#### Instructions to follow:
In the records that follow, locate every line with "HERO" and extract it.

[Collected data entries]
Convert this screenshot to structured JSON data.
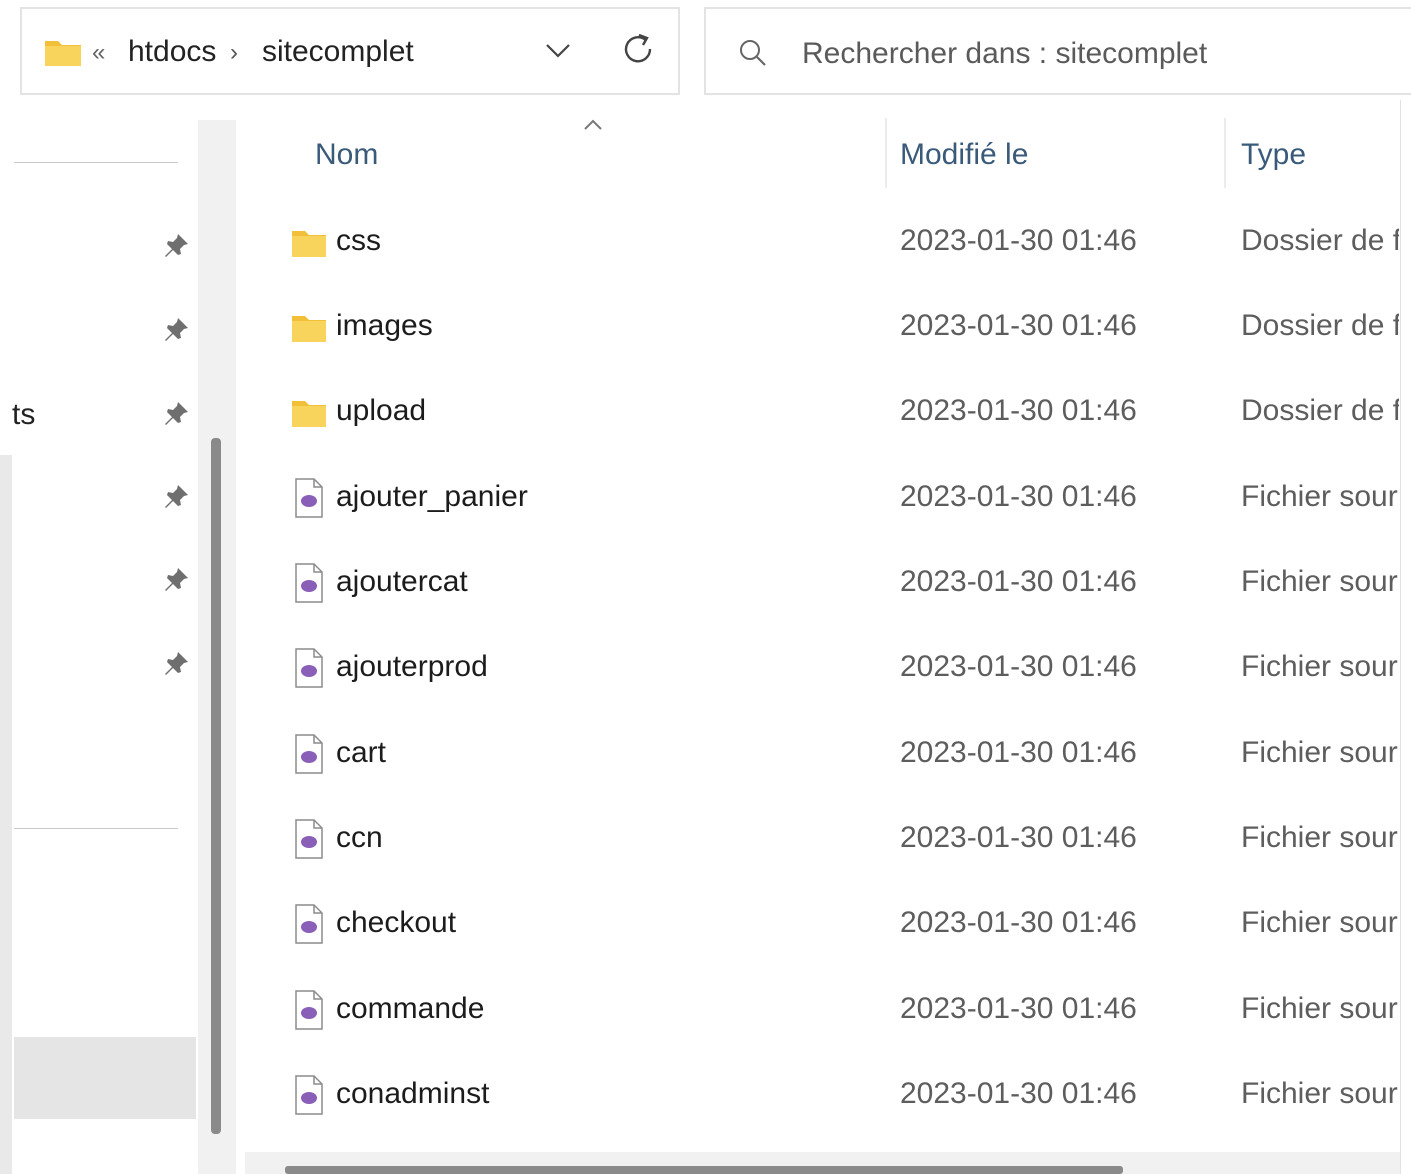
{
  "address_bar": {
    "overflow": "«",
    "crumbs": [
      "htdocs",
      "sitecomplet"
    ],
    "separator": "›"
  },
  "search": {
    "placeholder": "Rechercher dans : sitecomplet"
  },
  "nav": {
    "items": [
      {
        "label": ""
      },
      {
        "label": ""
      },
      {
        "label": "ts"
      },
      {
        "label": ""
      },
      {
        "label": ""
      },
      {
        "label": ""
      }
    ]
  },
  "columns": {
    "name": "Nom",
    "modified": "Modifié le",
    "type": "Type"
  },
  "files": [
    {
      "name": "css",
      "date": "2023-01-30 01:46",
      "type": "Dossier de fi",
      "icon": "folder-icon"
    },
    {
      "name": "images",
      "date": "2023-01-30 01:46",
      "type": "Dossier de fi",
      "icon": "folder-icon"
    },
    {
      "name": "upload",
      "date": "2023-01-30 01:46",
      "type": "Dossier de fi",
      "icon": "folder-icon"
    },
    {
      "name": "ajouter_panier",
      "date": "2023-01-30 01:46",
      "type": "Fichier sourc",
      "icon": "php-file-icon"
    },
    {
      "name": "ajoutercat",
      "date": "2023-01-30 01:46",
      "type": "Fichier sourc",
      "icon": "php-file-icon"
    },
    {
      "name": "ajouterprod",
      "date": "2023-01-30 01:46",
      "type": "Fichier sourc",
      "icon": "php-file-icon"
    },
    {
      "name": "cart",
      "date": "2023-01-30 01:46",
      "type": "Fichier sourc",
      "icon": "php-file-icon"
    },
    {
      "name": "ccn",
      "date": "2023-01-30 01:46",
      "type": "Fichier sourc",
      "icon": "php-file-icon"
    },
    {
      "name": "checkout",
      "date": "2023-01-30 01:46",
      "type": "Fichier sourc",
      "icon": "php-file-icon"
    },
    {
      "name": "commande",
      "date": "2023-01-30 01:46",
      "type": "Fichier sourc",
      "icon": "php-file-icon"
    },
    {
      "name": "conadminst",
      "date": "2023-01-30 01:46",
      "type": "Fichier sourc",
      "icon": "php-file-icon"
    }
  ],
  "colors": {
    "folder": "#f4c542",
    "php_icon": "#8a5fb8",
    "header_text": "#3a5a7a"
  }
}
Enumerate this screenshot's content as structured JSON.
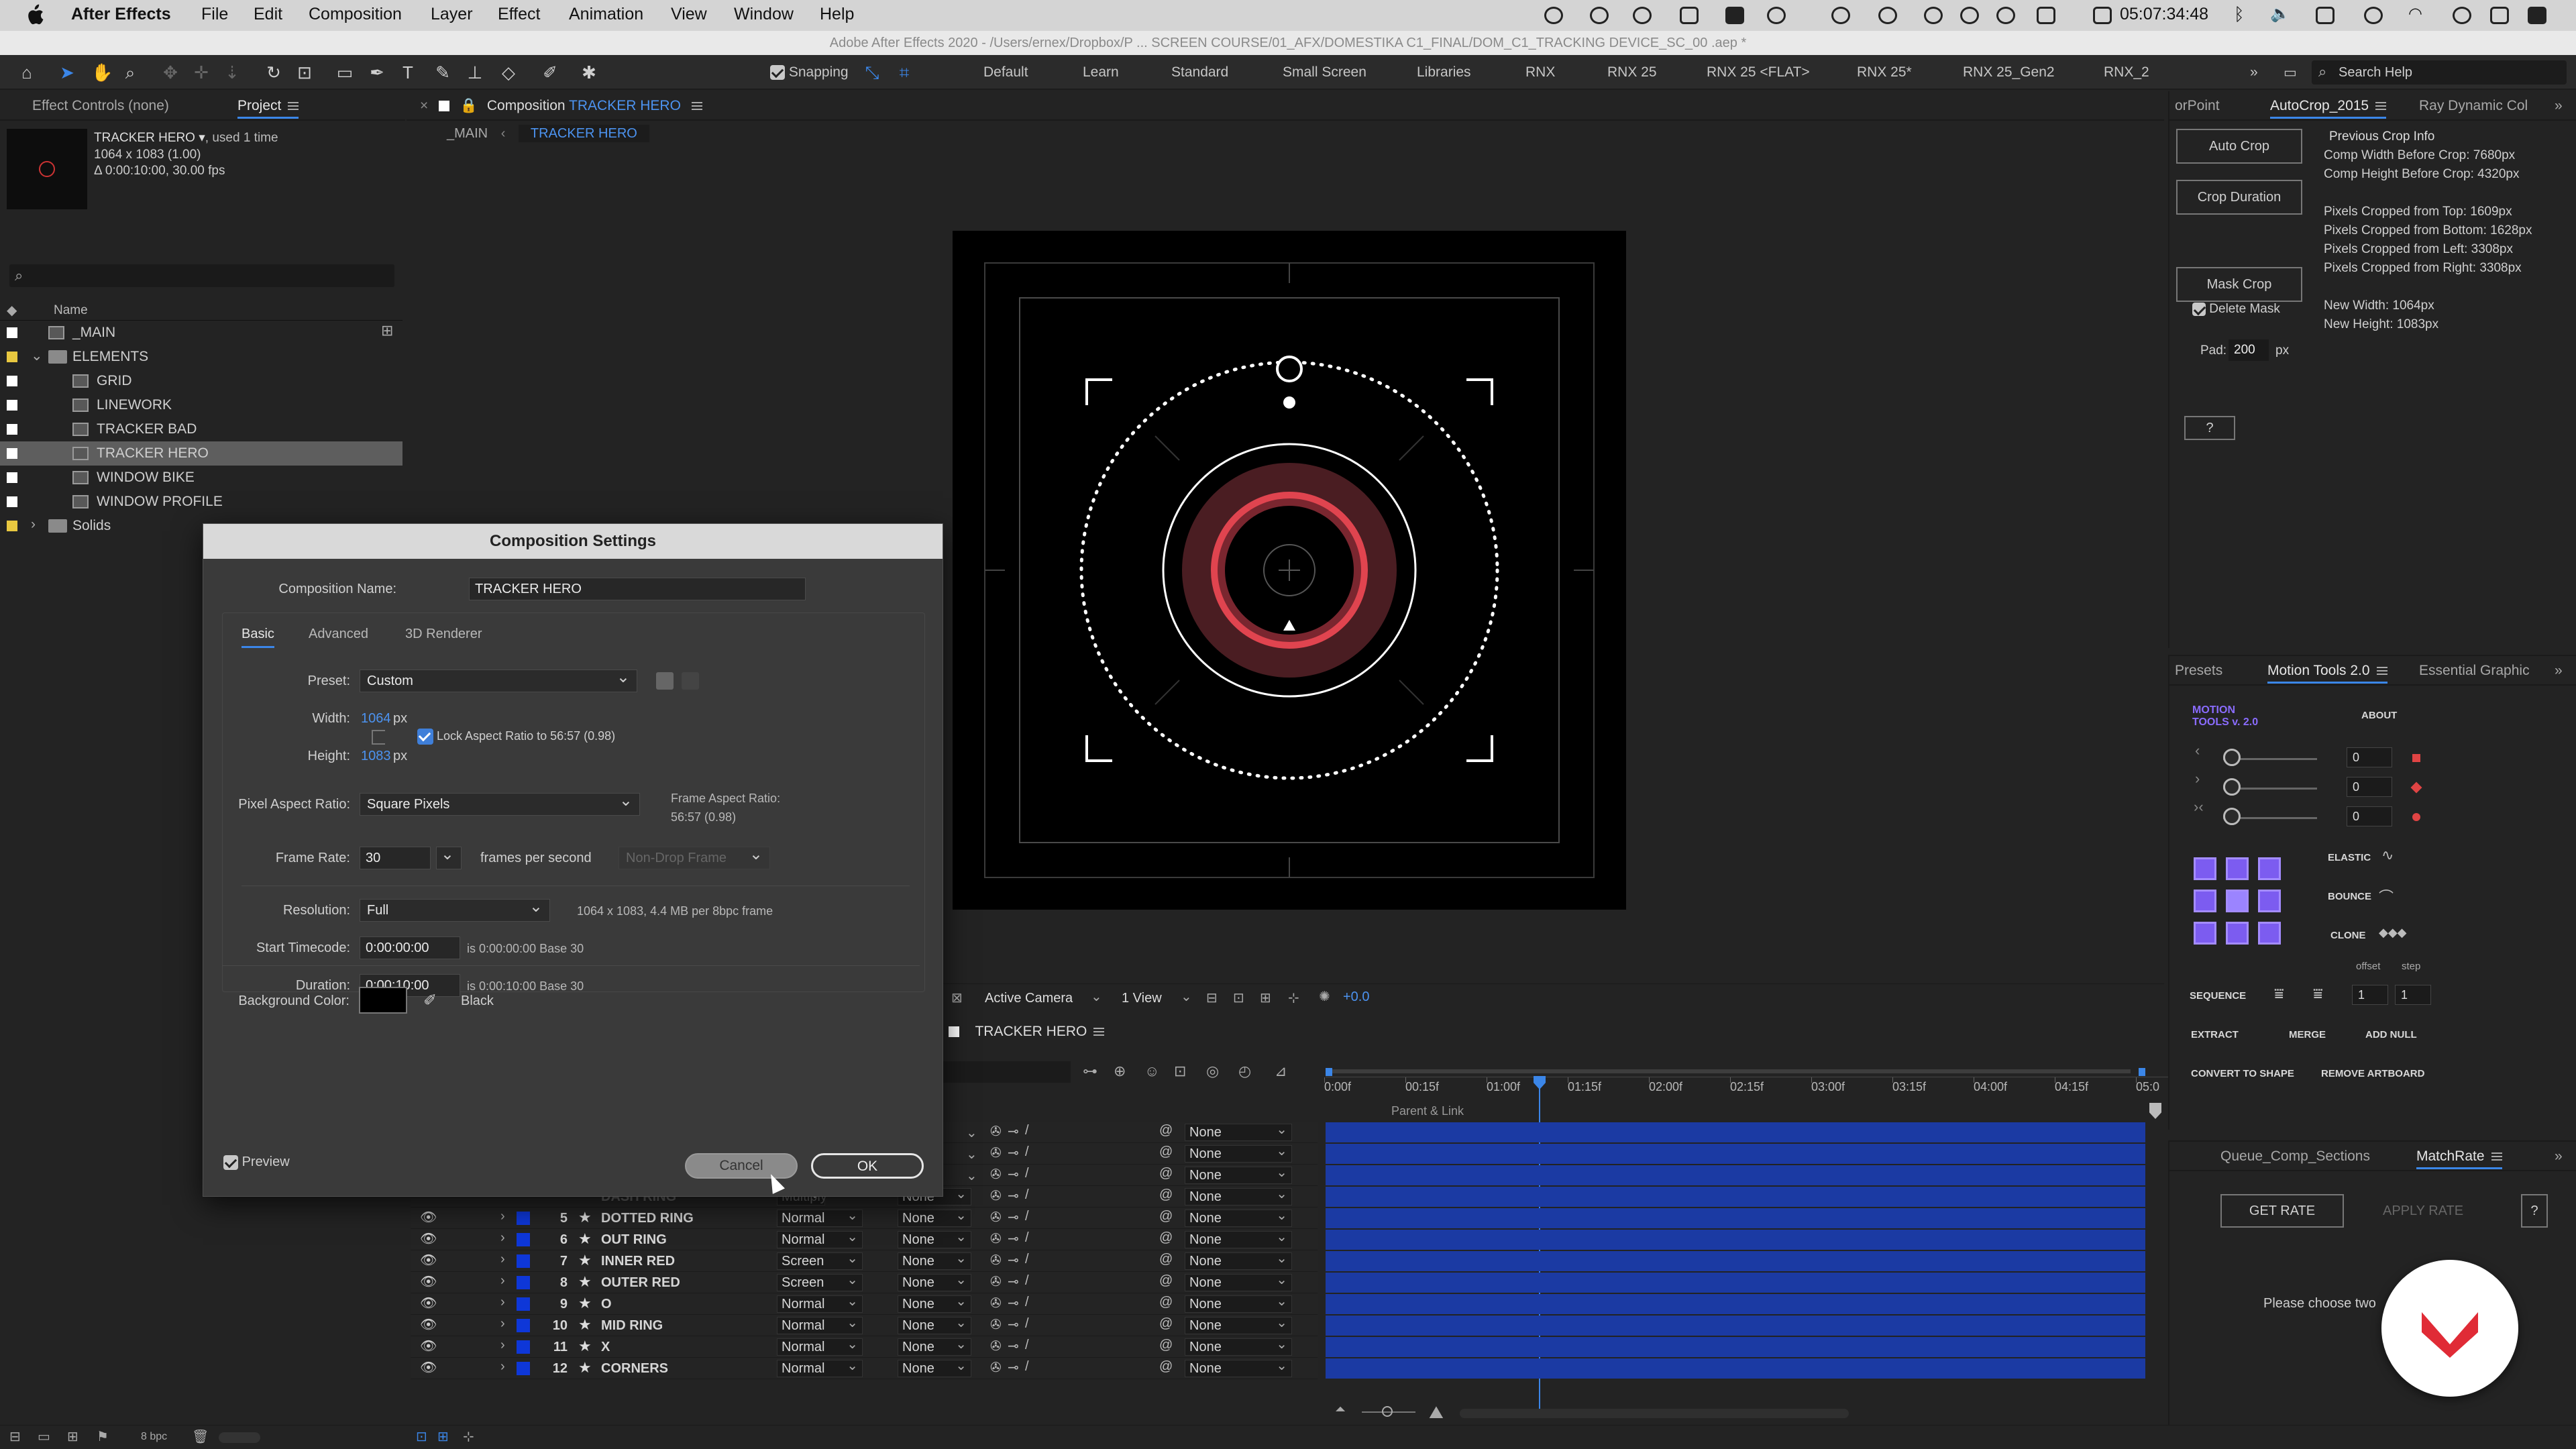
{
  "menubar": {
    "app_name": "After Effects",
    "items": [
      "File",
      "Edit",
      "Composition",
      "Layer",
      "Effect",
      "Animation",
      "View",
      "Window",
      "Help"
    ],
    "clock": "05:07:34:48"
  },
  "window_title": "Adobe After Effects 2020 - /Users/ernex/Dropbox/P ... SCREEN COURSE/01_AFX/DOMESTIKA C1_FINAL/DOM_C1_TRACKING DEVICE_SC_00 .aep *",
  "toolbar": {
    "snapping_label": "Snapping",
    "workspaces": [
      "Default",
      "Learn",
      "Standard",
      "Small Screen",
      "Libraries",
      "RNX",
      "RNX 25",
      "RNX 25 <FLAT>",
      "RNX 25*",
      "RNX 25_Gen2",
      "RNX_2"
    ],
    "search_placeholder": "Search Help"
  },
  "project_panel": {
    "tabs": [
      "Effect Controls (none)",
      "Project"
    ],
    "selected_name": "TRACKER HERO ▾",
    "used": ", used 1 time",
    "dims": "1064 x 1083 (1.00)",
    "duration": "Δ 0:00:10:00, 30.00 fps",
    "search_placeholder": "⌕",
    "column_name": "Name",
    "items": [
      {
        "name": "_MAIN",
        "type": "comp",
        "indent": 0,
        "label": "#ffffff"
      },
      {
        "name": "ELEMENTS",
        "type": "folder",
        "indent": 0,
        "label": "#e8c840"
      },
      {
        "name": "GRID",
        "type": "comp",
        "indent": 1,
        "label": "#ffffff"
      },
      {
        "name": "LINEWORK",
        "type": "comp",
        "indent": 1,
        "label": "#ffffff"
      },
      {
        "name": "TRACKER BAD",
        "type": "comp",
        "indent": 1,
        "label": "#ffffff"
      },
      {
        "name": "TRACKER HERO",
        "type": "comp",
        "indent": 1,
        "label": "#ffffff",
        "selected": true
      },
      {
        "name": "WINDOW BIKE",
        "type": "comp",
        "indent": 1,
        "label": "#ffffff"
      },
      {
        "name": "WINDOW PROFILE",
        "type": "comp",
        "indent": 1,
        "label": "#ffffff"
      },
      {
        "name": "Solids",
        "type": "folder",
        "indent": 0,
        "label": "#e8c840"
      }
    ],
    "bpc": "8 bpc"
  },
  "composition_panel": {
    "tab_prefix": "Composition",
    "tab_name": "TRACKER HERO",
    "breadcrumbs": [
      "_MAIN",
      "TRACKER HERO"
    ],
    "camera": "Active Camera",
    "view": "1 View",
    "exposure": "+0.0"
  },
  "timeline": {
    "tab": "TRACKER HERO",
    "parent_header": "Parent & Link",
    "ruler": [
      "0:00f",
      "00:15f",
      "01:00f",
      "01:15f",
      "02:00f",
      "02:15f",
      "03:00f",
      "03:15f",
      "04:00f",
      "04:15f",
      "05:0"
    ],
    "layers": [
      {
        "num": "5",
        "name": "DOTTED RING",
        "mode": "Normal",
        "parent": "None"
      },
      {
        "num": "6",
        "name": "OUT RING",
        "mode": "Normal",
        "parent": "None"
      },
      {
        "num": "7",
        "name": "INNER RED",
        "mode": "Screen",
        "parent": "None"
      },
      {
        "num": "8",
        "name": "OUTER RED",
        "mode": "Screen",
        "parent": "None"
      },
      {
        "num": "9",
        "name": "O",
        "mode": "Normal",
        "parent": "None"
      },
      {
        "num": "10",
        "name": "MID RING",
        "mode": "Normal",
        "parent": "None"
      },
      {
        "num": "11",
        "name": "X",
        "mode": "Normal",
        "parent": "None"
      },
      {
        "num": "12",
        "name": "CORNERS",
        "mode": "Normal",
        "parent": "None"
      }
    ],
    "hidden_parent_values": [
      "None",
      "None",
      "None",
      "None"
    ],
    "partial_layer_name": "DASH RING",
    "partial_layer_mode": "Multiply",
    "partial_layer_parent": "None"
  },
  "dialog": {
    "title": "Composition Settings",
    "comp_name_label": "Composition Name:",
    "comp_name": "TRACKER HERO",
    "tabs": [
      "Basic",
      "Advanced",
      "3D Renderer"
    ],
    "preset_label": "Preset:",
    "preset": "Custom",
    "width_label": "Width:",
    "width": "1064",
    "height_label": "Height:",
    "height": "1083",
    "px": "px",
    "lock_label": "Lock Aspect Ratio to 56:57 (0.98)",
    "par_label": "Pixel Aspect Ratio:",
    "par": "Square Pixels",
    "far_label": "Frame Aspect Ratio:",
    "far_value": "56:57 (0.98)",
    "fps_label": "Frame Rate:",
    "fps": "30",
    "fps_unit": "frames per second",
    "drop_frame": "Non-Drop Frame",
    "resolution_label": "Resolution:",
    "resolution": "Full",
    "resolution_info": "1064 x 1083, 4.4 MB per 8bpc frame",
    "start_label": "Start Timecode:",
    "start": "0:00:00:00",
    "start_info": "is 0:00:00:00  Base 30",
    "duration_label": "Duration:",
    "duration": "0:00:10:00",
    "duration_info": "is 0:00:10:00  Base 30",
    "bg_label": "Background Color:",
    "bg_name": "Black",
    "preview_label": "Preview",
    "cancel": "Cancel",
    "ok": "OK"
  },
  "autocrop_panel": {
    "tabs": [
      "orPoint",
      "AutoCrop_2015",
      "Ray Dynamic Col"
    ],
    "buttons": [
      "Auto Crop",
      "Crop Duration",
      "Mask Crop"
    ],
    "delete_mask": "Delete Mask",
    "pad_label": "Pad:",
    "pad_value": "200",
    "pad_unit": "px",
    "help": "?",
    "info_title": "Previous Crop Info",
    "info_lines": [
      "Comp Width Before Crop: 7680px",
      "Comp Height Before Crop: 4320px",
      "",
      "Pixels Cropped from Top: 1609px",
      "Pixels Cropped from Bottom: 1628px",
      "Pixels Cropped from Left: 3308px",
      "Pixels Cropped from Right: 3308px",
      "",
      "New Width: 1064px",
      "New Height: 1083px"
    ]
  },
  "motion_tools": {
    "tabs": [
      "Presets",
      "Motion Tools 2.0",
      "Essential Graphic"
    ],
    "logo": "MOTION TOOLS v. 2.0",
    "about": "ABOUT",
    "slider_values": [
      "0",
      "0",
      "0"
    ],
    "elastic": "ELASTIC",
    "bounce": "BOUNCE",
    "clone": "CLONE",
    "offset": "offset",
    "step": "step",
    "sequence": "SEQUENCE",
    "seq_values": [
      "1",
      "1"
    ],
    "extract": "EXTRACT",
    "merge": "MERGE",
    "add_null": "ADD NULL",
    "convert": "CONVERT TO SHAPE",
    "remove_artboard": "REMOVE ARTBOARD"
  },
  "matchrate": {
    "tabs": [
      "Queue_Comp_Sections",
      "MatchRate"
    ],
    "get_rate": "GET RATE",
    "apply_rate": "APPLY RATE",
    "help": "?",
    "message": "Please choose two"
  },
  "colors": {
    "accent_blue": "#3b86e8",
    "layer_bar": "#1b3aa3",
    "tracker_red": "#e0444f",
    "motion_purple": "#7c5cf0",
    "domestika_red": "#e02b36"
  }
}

#### The answer:
    "selected_name": "TRACKER HERO ▾",
        "name": "TRACKER HERO",
    "tab_name": "TRACKER HERO",
      "TRACKER HERO"
    "tab": "TRACKER HERO",
    "comp_name": "TRACKER HERO",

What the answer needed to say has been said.